> _Short task_: Note how many lines hold "BALTIC" and report that number by itself.
---
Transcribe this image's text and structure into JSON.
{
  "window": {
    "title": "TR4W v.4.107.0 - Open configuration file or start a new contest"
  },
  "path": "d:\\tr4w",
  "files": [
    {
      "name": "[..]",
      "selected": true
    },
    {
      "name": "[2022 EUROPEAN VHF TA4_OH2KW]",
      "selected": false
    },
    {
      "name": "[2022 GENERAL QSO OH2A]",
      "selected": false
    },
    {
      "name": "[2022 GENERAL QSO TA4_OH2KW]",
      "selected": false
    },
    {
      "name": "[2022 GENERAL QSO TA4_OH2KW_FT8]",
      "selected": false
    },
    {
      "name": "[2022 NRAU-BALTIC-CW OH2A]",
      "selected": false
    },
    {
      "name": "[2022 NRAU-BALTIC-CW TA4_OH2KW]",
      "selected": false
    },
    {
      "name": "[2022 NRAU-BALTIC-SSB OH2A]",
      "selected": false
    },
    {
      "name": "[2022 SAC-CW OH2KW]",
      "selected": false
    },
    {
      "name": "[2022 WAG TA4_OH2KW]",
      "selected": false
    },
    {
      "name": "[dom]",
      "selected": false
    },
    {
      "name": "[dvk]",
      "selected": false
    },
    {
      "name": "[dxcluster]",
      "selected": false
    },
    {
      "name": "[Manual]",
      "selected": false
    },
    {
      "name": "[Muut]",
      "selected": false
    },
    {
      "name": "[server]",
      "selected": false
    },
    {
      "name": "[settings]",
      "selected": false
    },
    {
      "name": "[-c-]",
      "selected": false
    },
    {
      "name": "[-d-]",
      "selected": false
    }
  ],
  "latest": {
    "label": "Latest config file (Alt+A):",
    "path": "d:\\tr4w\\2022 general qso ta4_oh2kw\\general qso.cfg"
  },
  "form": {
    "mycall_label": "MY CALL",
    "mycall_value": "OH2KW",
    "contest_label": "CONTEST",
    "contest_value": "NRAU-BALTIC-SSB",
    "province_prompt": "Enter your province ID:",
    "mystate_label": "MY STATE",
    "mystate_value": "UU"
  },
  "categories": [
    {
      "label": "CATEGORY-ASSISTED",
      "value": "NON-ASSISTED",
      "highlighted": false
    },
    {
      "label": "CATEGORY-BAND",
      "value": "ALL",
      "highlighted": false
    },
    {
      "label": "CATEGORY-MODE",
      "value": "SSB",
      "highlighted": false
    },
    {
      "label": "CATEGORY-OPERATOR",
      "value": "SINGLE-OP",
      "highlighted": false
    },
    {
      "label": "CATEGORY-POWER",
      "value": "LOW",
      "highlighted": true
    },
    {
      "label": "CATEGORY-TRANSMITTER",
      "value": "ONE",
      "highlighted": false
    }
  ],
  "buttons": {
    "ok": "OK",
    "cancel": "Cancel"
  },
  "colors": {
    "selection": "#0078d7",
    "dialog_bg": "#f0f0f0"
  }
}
---
> _Exercise result_: 4